Dataset listings of figures

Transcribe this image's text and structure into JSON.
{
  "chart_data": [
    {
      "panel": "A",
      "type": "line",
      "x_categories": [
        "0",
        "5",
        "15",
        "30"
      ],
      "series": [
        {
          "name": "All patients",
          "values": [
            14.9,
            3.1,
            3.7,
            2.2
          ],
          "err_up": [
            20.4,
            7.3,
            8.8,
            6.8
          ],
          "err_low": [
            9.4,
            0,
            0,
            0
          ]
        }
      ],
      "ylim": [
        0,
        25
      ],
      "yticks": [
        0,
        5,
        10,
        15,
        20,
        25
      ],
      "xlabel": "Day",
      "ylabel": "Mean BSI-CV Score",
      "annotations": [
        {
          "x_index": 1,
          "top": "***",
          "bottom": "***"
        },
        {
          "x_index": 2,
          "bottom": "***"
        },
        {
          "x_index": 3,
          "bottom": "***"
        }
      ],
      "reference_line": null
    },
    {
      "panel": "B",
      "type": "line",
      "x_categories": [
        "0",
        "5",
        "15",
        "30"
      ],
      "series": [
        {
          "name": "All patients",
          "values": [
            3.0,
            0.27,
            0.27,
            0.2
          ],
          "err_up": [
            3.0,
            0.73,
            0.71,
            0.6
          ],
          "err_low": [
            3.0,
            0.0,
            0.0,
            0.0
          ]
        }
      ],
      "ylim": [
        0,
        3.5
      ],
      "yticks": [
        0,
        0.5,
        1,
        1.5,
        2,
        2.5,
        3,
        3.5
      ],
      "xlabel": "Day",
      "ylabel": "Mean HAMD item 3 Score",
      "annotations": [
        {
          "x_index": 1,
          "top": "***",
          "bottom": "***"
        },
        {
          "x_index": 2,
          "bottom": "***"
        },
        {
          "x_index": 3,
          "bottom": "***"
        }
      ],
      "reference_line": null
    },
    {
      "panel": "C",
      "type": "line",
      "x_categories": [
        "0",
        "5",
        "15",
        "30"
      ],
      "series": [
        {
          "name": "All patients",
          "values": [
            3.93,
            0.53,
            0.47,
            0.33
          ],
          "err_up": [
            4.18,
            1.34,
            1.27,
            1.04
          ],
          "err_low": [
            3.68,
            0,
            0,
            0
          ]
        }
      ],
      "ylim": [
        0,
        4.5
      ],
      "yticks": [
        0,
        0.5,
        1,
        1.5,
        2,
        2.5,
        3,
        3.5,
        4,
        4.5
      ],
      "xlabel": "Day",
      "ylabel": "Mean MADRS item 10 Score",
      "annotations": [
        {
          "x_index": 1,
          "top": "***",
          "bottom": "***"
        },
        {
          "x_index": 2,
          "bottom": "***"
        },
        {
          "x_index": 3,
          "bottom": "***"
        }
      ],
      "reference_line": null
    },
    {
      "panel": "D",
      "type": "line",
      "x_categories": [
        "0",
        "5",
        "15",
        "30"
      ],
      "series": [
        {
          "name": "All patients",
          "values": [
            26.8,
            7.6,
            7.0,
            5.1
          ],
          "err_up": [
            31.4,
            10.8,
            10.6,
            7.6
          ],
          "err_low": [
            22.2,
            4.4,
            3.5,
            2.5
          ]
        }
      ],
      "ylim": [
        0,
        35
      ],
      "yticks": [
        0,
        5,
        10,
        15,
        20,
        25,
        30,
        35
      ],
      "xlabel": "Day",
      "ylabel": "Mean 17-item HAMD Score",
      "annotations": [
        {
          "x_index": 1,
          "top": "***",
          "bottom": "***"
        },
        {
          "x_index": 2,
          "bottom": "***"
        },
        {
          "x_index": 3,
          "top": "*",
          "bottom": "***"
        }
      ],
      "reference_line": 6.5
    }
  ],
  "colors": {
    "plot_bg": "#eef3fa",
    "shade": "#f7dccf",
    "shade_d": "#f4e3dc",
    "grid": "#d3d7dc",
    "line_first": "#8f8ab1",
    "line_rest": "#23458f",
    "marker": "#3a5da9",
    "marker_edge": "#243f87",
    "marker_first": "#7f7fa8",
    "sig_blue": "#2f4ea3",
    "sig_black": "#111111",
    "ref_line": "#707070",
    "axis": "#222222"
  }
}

Instructions for the task
Transcribe each line of the data exactly, skipping none.

Answer to this exercise
Transcribe this image's text and structure into JSON.
{
  "chart_data": [
    {
      "panel": "A",
      "type": "line",
      "x_categories": [
        "0",
        "5",
        "15",
        "30"
      ],
      "series": [
        {
          "name": "All patients",
          "values": [
            14.9,
            3.1,
            3.7,
            2.2
          ],
          "err_up": [
            20.4,
            7.3,
            8.8,
            6.8
          ],
          "err_low": [
            9.4,
            0,
            0,
            0
          ]
        }
      ],
      "ylim": [
        0,
        25
      ],
      "yticks": [
        0,
        5,
        10,
        15,
        20,
        25
      ],
      "xlabel": "Day",
      "ylabel": "Mean BSI-CV Score",
      "annotations": [
        {
          "x_index": 1,
          "top": "***",
          "bottom": "***"
        },
        {
          "x_index": 2,
          "bottom": "***"
        },
        {
          "x_index": 3,
          "bottom": "***"
        }
      ],
      "reference_line": null
    },
    {
      "panel": "B",
      "type": "line",
      "x_categories": [
        "0",
        "5",
        "15",
        "30"
      ],
      "series": [
        {
          "name": "All patients",
          "values": [
            3.0,
            0.27,
            0.27,
            0.2
          ],
          "err_up": [
            3.0,
            0.73,
            0.71,
            0.6
          ],
          "err_low": [
            3.0,
            0.0,
            0.0,
            0.0
          ]
        }
      ],
      "ylim": [
        0,
        3.5
      ],
      "yticks": [
        0,
        0.5,
        1,
        1.5,
        2,
        2.5,
        3,
        3.5
      ],
      "xlabel": "Day",
      "ylabel": "Mean HAMD item 3 Score",
      "annotations": [
        {
          "x_index": 1,
          "top": "***",
          "bottom": "***"
        },
        {
          "x_index": 2,
          "bottom": "***"
        },
        {
          "x_index": 3,
          "bottom": "***"
        }
      ],
      "reference_line": null
    },
    {
      "panel": "C",
      "type": "line",
      "x_categories": [
        "0",
        "5",
        "15",
        "30"
      ],
      "series": [
        {
          "name": "All patients",
          "values": [
            3.93,
            0.53,
            0.47,
            0.33
          ],
          "err_up": [
            4.18,
            1.34,
            1.27,
            1.04
          ],
          "err_low": [
            3.68,
            0,
            0,
            0
          ]
        }
      ],
      "ylim": [
        0,
        4.5
      ],
      "yticks": [
        0,
        0.5,
        1,
        1.5,
        2,
        2.5,
        3,
        3.5,
        4,
        4.5
      ],
      "xlabel": "Day",
      "ylabel": "Mean MADRS item 10 Score",
      "annotations": [
        {
          "x_index": 1,
          "top": "***",
          "bottom": "***"
        },
        {
          "x_index": 2,
          "bottom": "***"
        },
        {
          "x_index": 3,
          "bottom": "***"
        }
      ],
      "reference_line": null
    },
    {
      "panel": "D",
      "type": "line",
      "x_categories": [
        "0",
        "5",
        "15",
        "30"
      ],
      "series": [
        {
          "name": "All patients",
          "values": [
            26.8,
            7.6,
            7.0,
            5.1
          ],
          "err_up": [
            31.4,
            10.8,
            10.6,
            7.6
          ],
          "err_low": [
            22.2,
            4.4,
            3.5,
            2.5
          ]
        }
      ],
      "ylim": [
        0,
        35
      ],
      "yticks": [
        0,
        5,
        10,
        15,
        20,
        25,
        30,
        35
      ],
      "xlabel": "Day",
      "ylabel": "Mean 17-item HAMD Score",
      "annotations": [
        {
          "x_index": 1,
          "top": "***",
          "bottom": "***"
        },
        {
          "x_index": 2,
          "bottom": "***"
        },
        {
          "x_index": 3,
          "top": "*",
          "bottom": "***"
        }
      ],
      "reference_line": 6.5
    }
  ],
  "colors": {
    "plot_bg": "#eef3fa",
    "shade": "#f7dccf",
    "shade_d": "#f4e3dc",
    "grid": "#d3d7dc",
    "line_first": "#8f8ab1",
    "line_rest": "#23458f",
    "marker": "#3a5da9",
    "marker_edge": "#243f87",
    "marker_first": "#7f7fa8",
    "sig_blue": "#2f4ea3",
    "sig_black": "#111111",
    "ref_line": "#707070",
    "axis": "#222222"
  }
}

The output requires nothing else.